## start GIVEN RECORDS
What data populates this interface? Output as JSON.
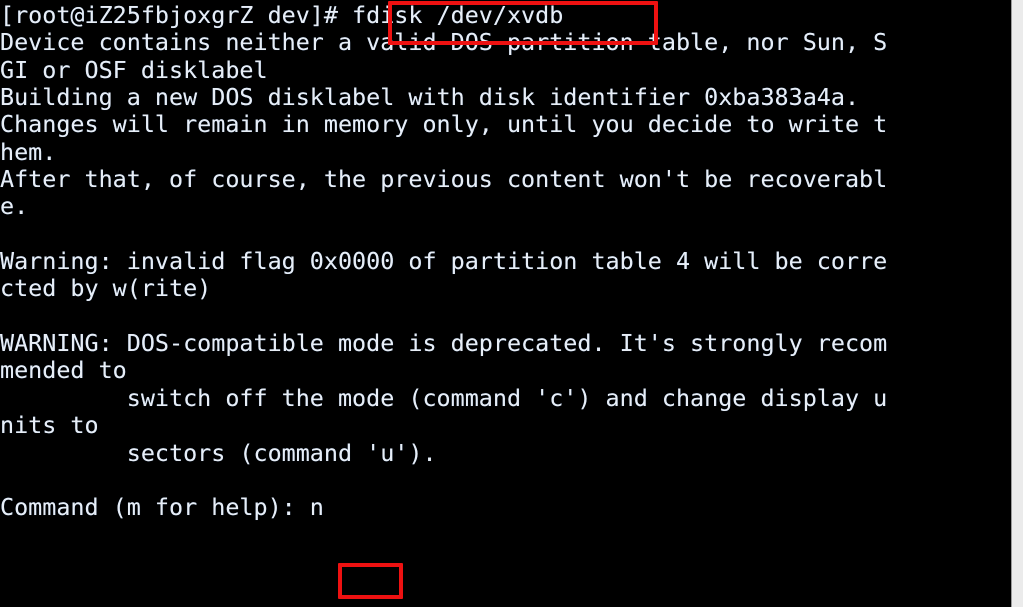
{
  "terminal": {
    "background_color": "#000000",
    "text_color": "#e8eef6",
    "annotation_color": "#ee1111",
    "prompt": "[root@iZ25fbjoxgrZ dev]#",
    "hostname": "iZ25fbjoxgrZ",
    "user": "root",
    "cwd": "dev",
    "command": "fdisk /dev/xvdb",
    "disk_identifier": "0xba383a4a",
    "device": "/dev/xvdb",
    "fdisk_command_input": "n",
    "fdisk_prompt": "Command (m for help):",
    "lines": [
      "[root@iZ25fbjoxgrZ dev]# fdisk /dev/xvdb",
      "Device contains neither a valid DOS partition table, nor Sun, S",
      "GI or OSF disklabel",
      "Building a new DOS disklabel with disk identifier 0xba383a4a.",
      "Changes will remain in memory only, until you decide to write t",
      "hem.",
      "After that, of course, the previous content won't be recoverabl",
      "e.",
      "",
      "Warning: invalid flag 0x0000 of partition table 4 will be corre",
      "cted by w(rite)",
      "",
      "WARNING: DOS-compatible mode is deprecated. It's strongly recom",
      "mended to",
      "         switch off the mode (command 'c') and change display u",
      "nits to",
      "         sectors (command 'u').",
      "",
      "Command (m for help): n"
    ]
  },
  "annotations": [
    {
      "name": "annotation-command",
      "target_text": "fdisk /dev/xvdb",
      "color": "#ee1111"
    },
    {
      "name": "annotation-response",
      "target_text": "n",
      "color": "#ee1111"
    }
  ],
  "scrollbar": {
    "track_color": "#ebebeb",
    "orientation": "vertical"
  }
}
## end GIVEN RECORDS
** TASK STATEMENT **
Scan the material above for the string "root" and return the lines that hold it.

** SOLUTION BELOW **
    "prompt": "[root@iZ25fbjoxgrZ dev]#",
    "user": "root",
      "[root@iZ25fbjoxgrZ dev]# fdisk /dev/xvdb",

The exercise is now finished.